Data shown:
------------
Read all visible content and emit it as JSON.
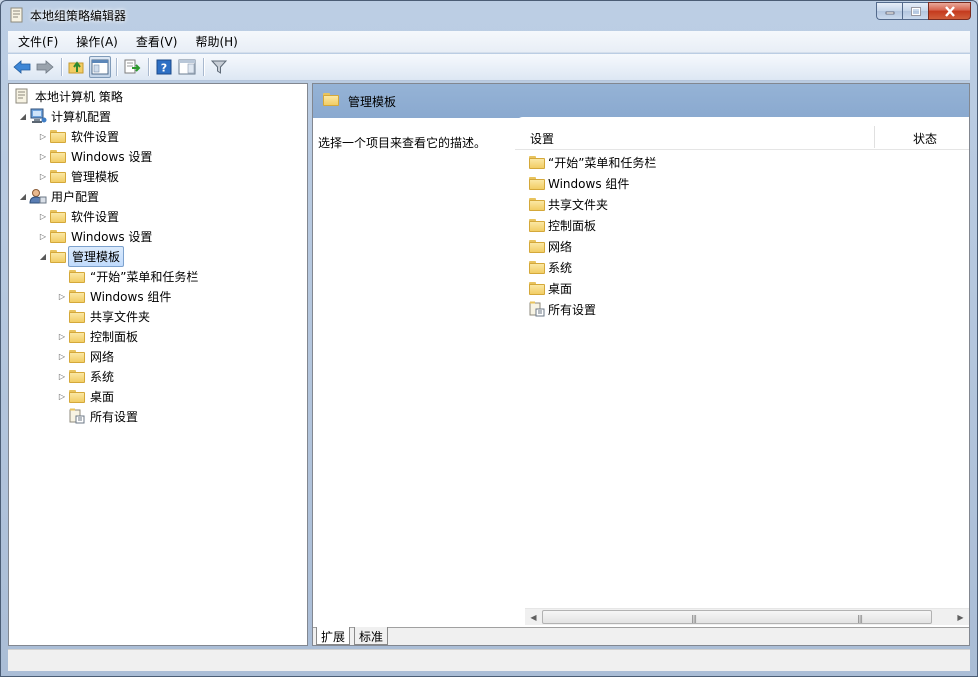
{
  "window": {
    "title": "本地组策略编辑器"
  },
  "menubar": {
    "items": [
      "文件(F)",
      "操作(A)",
      "查看(V)",
      "帮助(H)"
    ]
  },
  "tree": {
    "root": "本地计算机 策略",
    "computer_config": "计算机配置",
    "cc_software": "软件设置",
    "cc_windows": "Windows 设置",
    "cc_admin": "管理模板",
    "user_config": "用户配置",
    "uc_software": "软件设置",
    "uc_windows": "Windows 设置",
    "uc_admin": "管理模板",
    "uc_admin_children": [
      "“开始”菜单和任务栏",
      "Windows 组件",
      "共享文件夹",
      "控制面板",
      "网络",
      "系统",
      "桌面",
      "所有设置"
    ]
  },
  "right_pane": {
    "header_title": "管理模板",
    "description": "选择一个项目来查看它的描述。",
    "columns": [
      "设置",
      "状态"
    ],
    "items": [
      "“开始”菜单和任务栏",
      "Windows 组件",
      "共享文件夹",
      "控制面板",
      "网络",
      "系统",
      "桌面",
      "所有设置"
    ]
  },
  "bottom_tabs": [
    "扩展",
    "标准"
  ],
  "colors": {
    "header_bg": "#8aa9cf",
    "selection_bg": "#c1dbfc",
    "folder_yellow": "#f2cd64"
  }
}
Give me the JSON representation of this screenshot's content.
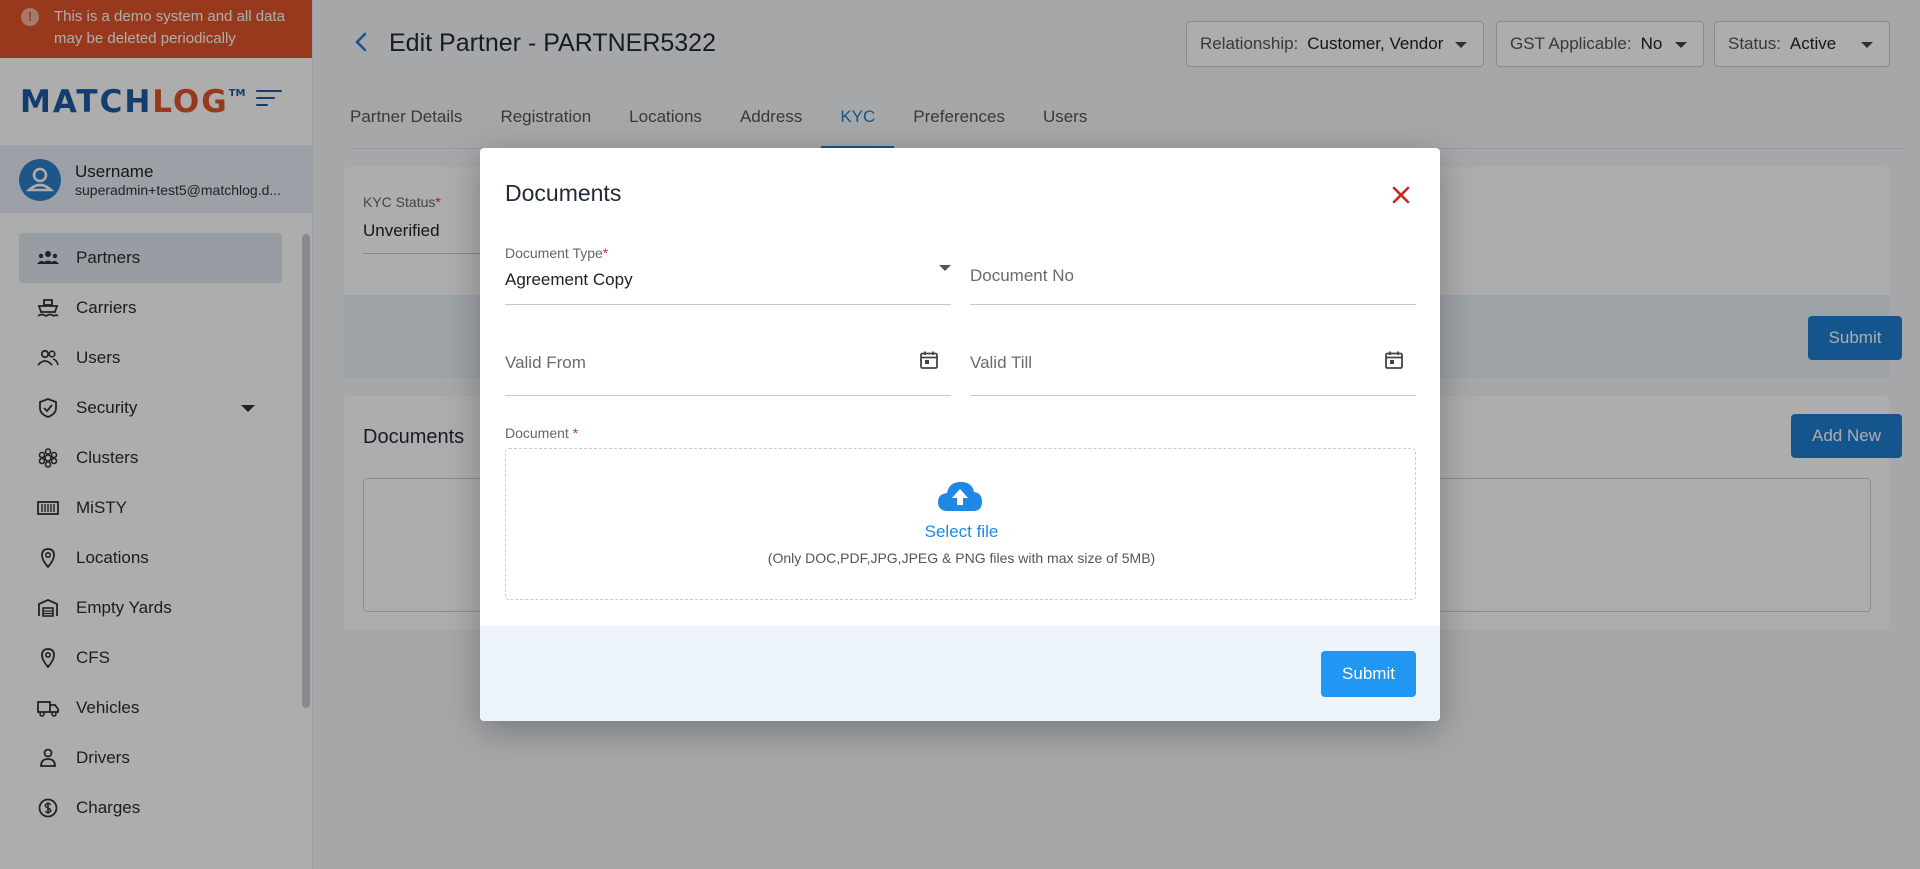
{
  "banner": {
    "text": "This is a demo system and all data may be deleted periodically"
  },
  "logo": {
    "part1": "MATCH",
    "part2": "LOG",
    "tm": "TM"
  },
  "user": {
    "name": "Username",
    "email": "superadmin+test5@matchlog.d..."
  },
  "nav": [
    {
      "label": "Partners",
      "icon": "partners-icon"
    },
    {
      "label": "Carriers",
      "icon": "ship-icon"
    },
    {
      "label": "Users",
      "icon": "users-icon"
    },
    {
      "label": "Security",
      "icon": "shield-icon"
    },
    {
      "label": "Clusters",
      "icon": "cluster-icon"
    },
    {
      "label": "MiSTY",
      "icon": "container-icon"
    },
    {
      "label": "Locations",
      "icon": "location-pin-icon"
    },
    {
      "label": "Empty Yards",
      "icon": "warehouse-icon"
    },
    {
      "label": "CFS",
      "icon": "location-pin-icon"
    },
    {
      "label": "Vehicles",
      "icon": "truck-icon"
    },
    {
      "label": "Drivers",
      "icon": "person-icon"
    },
    {
      "label": "Charges",
      "icon": "dollar-icon"
    }
  ],
  "header": {
    "title": "Edit Partner - PARTNER5322",
    "relationship": {
      "label": "Relationship:",
      "value": "Customer, Vendor"
    },
    "gst": {
      "label": "GST Applicable:",
      "value": "No"
    },
    "status": {
      "label": "Status:",
      "value": "Active"
    }
  },
  "tabs": [
    "Partner Details",
    "Registration",
    "Locations",
    "Address",
    "KYC",
    "Preferences",
    "Users"
  ],
  "active_tab": "KYC",
  "kyc": {
    "status_label": "KYC Status",
    "required": "*",
    "status_value": "Unverified",
    "submit_label": "Submit"
  },
  "documents_card": {
    "title": "Documents",
    "add_new_label": "Add New"
  },
  "modal": {
    "title": "Documents",
    "document_type": {
      "label": "Document Type",
      "required": "*",
      "value": "Agreement Copy"
    },
    "document_no": {
      "placeholder": "Document No"
    },
    "valid_from": {
      "placeholder": "Valid From"
    },
    "valid_till": {
      "placeholder": "Valid Till"
    },
    "document": {
      "label": "Document",
      "required": "*"
    },
    "upload": {
      "link": "Select file",
      "hint": "(Only DOC,PDF,JPG,JPEG & PNG files with max size of 5MB)"
    },
    "submit_label": "Submit"
  },
  "colors": {
    "accent": "#1f7ed0",
    "brand_blue": "#1b5b9f",
    "brand_orange": "#e0552b",
    "required": "#d32f2f"
  }
}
------------
Without including any pictures, reproduce the listing exactly.

Read all visible content and emit it as JSON.
{
  "window": {
    "title": "本地组策略编辑器"
  },
  "menubar": {
    "items": [
      "文件(F)",
      "操作(A)",
      "查看(V)",
      "帮助(H)"
    ]
  },
  "tree": {
    "root": "本地计算机 策略",
    "computer_config": "计算机配置",
    "cc_software": "软件设置",
    "cc_windows": "Windows 设置",
    "cc_admin": "管理模板",
    "user_config": "用户配置",
    "uc_software": "软件设置",
    "uc_windows": "Windows 设置",
    "uc_admin": "管理模板",
    "uc_admin_children": [
      "“开始”菜单和任务栏",
      "Windows 组件",
      "共享文件夹",
      "控制面板",
      "网络",
      "系统",
      "桌面",
      "所有设置"
    ]
  },
  "right_pane": {
    "header_title": "管理模板",
    "description": "选择一个项目来查看它的描述。",
    "columns": [
      "设置",
      "状态"
    ],
    "items": [
      "“开始”菜单和任务栏",
      "Windows 组件",
      "共享文件夹",
      "控制面板",
      "网络",
      "系统",
      "桌面",
      "所有设置"
    ]
  },
  "bottom_tabs": [
    "扩展",
    "标准"
  ],
  "colors": {
    "header_bg": "#8aa9cf",
    "selection_bg": "#c1dbfc",
    "folder_yellow": "#f2cd64"
  }
}
Give me the JSON representation of this screenshot's content.
{
  "banner": {
    "text": "This is a demo system and all data may be deleted periodically"
  },
  "logo": {
    "part1": "MATCH",
    "part2": "LOG",
    "tm": "TM"
  },
  "user": {
    "name": "Username",
    "email": "superadmin+test5@matchlog.d..."
  },
  "nav": [
    {
      "label": "Partners",
      "icon": "partners-icon"
    },
    {
      "label": "Carriers",
      "icon": "ship-icon"
    },
    {
      "label": "Users",
      "icon": "users-icon"
    },
    {
      "label": "Security",
      "icon": "shield-icon"
    },
    {
      "label": "Clusters",
      "icon": "cluster-icon"
    },
    {
      "label": "MiSTY",
      "icon": "container-icon"
    },
    {
      "label": "Locations",
      "icon": "location-pin-icon"
    },
    {
      "label": "Empty Yards",
      "icon": "warehouse-icon"
    },
    {
      "label": "CFS",
      "icon": "location-pin-icon"
    },
    {
      "label": "Vehicles",
      "icon": "truck-icon"
    },
    {
      "label": "Drivers",
      "icon": "person-icon"
    },
    {
      "label": "Charges",
      "icon": "dollar-icon"
    }
  ],
  "header": {
    "title": "Edit Partner - PARTNER5322",
    "relationship": {
      "label": "Relationship:",
      "value": "Customer, Vendor"
    },
    "gst": {
      "label": "GST Applicable:",
      "value": "No"
    },
    "status": {
      "label": "Status:",
      "value": "Active"
    }
  },
  "tabs": [
    "Partner Details",
    "Registration",
    "Locations",
    "Address",
    "KYC",
    "Preferences",
    "Users"
  ],
  "active_tab": "KYC",
  "kyc": {
    "status_label": "KYC Status",
    "required": "*",
    "status_value": "Unverified",
    "submit_label": "Submit"
  },
  "documents_card": {
    "title": "Documents",
    "add_new_label": "Add New"
  },
  "modal": {
    "title": "Documents",
    "document_type": {
      "label": "Document Type",
      "required": "*",
      "value": "Agreement Copy"
    },
    "document_no": {
      "placeholder": "Document No"
    },
    "valid_from": {
      "placeholder": "Valid From"
    },
    "valid_till": {
      "placeholder": "Valid Till"
    },
    "document": {
      "label": "Document",
      "required": "*"
    },
    "upload": {
      "link": "Select file",
      "hint": "(Only DOC,PDF,JPG,JPEG & PNG files with max size of 5MB)"
    },
    "submit_label": "Submit"
  },
  "colors": {
    "accent": "#1f7ed0",
    "brand_blue": "#1b5b9f",
    "brand_orange": "#e0552b",
    "required": "#d32f2f"
  }
}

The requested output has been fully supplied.